BEGIN Data rows

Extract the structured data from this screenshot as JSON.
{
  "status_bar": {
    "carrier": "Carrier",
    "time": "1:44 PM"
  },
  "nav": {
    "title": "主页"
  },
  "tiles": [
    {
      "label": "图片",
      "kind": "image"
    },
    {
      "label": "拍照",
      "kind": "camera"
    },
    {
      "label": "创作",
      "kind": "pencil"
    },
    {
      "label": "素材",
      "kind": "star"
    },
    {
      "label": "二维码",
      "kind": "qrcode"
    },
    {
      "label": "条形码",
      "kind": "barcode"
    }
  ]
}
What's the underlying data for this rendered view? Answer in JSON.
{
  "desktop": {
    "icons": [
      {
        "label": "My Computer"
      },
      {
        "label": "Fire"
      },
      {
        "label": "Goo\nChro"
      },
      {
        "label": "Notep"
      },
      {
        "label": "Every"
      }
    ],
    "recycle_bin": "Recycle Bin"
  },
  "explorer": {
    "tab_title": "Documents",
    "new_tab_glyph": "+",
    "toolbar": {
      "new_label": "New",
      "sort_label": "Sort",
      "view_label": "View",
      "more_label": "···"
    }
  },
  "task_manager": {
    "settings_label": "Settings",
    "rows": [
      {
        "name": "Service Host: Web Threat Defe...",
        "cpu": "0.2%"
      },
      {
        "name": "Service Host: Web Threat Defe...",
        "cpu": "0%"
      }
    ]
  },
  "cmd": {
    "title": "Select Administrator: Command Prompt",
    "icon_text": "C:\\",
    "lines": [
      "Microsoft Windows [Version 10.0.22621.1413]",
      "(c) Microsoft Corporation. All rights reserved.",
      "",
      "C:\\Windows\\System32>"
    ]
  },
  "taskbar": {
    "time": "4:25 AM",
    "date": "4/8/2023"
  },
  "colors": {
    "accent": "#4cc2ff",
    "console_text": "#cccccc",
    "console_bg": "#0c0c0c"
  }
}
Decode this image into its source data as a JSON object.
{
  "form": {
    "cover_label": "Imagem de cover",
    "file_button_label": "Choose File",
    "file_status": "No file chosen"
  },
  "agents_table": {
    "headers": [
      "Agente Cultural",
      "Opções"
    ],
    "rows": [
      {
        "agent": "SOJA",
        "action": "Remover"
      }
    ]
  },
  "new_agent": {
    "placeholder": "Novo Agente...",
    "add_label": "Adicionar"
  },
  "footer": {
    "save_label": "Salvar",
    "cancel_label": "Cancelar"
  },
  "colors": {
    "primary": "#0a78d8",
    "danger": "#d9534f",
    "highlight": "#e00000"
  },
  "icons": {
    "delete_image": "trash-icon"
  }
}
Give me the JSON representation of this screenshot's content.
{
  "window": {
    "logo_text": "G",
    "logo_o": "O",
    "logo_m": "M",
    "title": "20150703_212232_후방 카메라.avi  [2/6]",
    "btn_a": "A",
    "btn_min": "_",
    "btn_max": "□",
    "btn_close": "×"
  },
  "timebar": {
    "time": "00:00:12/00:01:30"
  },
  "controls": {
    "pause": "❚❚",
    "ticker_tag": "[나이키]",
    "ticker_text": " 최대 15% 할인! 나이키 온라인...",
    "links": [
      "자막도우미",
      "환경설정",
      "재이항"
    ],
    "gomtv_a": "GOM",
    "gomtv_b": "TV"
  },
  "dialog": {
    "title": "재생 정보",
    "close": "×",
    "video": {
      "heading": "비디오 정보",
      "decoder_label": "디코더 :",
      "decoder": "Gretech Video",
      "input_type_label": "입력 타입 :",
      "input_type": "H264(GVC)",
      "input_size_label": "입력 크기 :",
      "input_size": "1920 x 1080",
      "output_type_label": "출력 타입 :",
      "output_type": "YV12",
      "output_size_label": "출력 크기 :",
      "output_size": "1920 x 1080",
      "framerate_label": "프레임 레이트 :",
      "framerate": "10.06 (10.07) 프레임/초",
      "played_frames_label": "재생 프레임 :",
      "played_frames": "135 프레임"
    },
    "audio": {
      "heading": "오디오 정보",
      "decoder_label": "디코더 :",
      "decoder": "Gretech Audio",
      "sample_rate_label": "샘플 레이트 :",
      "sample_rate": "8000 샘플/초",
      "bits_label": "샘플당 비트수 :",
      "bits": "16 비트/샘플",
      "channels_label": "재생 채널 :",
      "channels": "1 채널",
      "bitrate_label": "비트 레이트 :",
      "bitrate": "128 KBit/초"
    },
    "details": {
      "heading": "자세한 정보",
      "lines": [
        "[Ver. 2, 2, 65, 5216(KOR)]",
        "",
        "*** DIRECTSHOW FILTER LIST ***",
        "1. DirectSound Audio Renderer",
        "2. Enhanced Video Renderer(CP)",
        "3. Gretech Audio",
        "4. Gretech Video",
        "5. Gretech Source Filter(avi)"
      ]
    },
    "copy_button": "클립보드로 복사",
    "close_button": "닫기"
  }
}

END Data rows

Word for word, extract all the records.

Extract the structured data from this screenshot as JSON.
{
  "status_bar": {
    "carrier": "Carrier",
    "time": "1:44 PM"
  },
  "nav": {
    "title": "主页"
  },
  "tiles": [
    {
      "label": "图片",
      "kind": "image"
    },
    {
      "label": "拍照",
      "kind": "camera"
    },
    {
      "label": "创作",
      "kind": "pencil"
    },
    {
      "label": "素材",
      "kind": "star"
    },
    {
      "label": "二维码",
      "kind": "qrcode"
    },
    {
      "label": "条形码",
      "kind": "barcode"
    }
  ]
}
What's the underlying data for this rendered view? Answer in JSON.
{
  "desktop": {
    "icons": [
      {
        "label": "My Computer"
      },
      {
        "label": "Fire"
      },
      {
        "label": "Goo\nChro"
      },
      {
        "label": "Notep"
      },
      {
        "label": "Every"
      }
    ],
    "recycle_bin": "Recycle Bin"
  },
  "explorer": {
    "tab_title": "Documents",
    "new_tab_glyph": "+",
    "toolbar": {
      "new_label": "New",
      "sort_label": "Sort",
      "view_label": "View",
      "more_label": "···"
    }
  },
  "task_manager": {
    "settings_label": "Settings",
    "rows": [
      {
        "name": "Service Host: Web Threat Defe...",
        "cpu": "0.2%"
      },
      {
        "name": "Service Host: Web Threat Defe...",
        "cpu": "0%"
      }
    ]
  },
  "cmd": {
    "title": "Select Administrator: Command Prompt",
    "icon_text": "C:\\",
    "lines": [
      "Microsoft Windows [Version 10.0.22621.1413]",
      "(c) Microsoft Corporation. All rights reserved.",
      "",
      "C:\\Windows\\System32>"
    ]
  },
  "taskbar": {
    "time": "4:25 AM",
    "date": "4/8/2023"
  },
  "colors": {
    "accent": "#4cc2ff",
    "console_text": "#cccccc",
    "console_bg": "#0c0c0c"
  }
}
Decode this image into its source data as a JSON object.
{
  "form": {
    "cover_label": "Imagem de cover",
    "file_button_label": "Choose File",
    "file_status": "No file chosen"
  },
  "agents_table": {
    "headers": [
      "Agente Cultural",
      "Opções"
    ],
    "rows": [
      {
        "agent": "SOJA",
        "action": "Remover"
      }
    ]
  },
  "new_agent": {
    "placeholder": "Novo Agente...",
    "add_label": "Adicionar"
  },
  "footer": {
    "save_label": "Salvar",
    "cancel_label": "Cancelar"
  },
  "colors": {
    "primary": "#0a78d8",
    "danger": "#d9534f",
    "highlight": "#e00000"
  },
  "icons": {
    "delete_image": "trash-icon"
  }
}
Give me the JSON representation of this screenshot's content.
{
  "window": {
    "logo_text": "G",
    "logo_o": "O",
    "logo_m": "M",
    "title": "20150703_212232_후방 카메라.avi  [2/6]",
    "btn_a": "A",
    "btn_min": "_",
    "btn_max": "□",
    "btn_close": "×"
  },
  "timebar": {
    "time": "00:00:12/00:01:30"
  },
  "controls": {
    "pause": "❚❚",
    "ticker_tag": "[나이키]",
    "ticker_text": " 최대 15% 할인! 나이키 온라인...",
    "links": [
      "자막도우미",
      "환경설정",
      "재이항"
    ],
    "gomtv_a": "GOM",
    "gomtv_b": "TV"
  },
  "dialog": {
    "title": "재생 정보",
    "close": "×",
    "video": {
      "heading": "비디오 정보",
      "decoder_label": "디코더 :",
      "decoder": "Gretech Video",
      "input_type_label": "입력 타입 :",
      "input_type": "H264(GVC)",
      "input_size_label": "입력 크기 :",
      "input_size": "1920 x 1080",
      "output_type_label": "출력 타입 :",
      "output_type": "YV12",
      "output_size_label": "출력 크기 :",
      "output_size": "1920 x 1080",
      "framerate_label": "프레임 레이트 :",
      "framerate": "10.06 (10.07) 프레임/초",
      "played_frames_label": "재생 프레임 :",
      "played_frames": "135 프레임"
    },
    "audio": {
      "heading": "오디오 정보",
      "decoder_label": "디코더 :",
      "decoder": "Gretech Audio",
      "sample_rate_label": "샘플 레이트 :",
      "sample_rate": "8000 샘플/초",
      "bits_label": "샘플당 비트수 :",
      "bits": "16 비트/샘플",
      "channels_label": "재생 채널 :",
      "channels": "1 채널",
      "bitrate_label": "비트 레이트 :",
      "bitrate": "128 KBit/초"
    },
    "details": {
      "heading": "자세한 정보",
      "lines": [
        "[Ver. 2, 2, 65, 5216(KOR)]",
        "",
        "*** DIRECTSHOW FILTER LIST ***",
        "1. DirectSound Audio Renderer",
        "2. Enhanced Video Renderer(CP)",
        "3. Gretech Audio",
        "4. Gretech Video",
        "5. Gretech Source Filter(avi)"
      ]
    },
    "copy_button": "클립보드로 복사",
    "close_button": "닫기"
  }
}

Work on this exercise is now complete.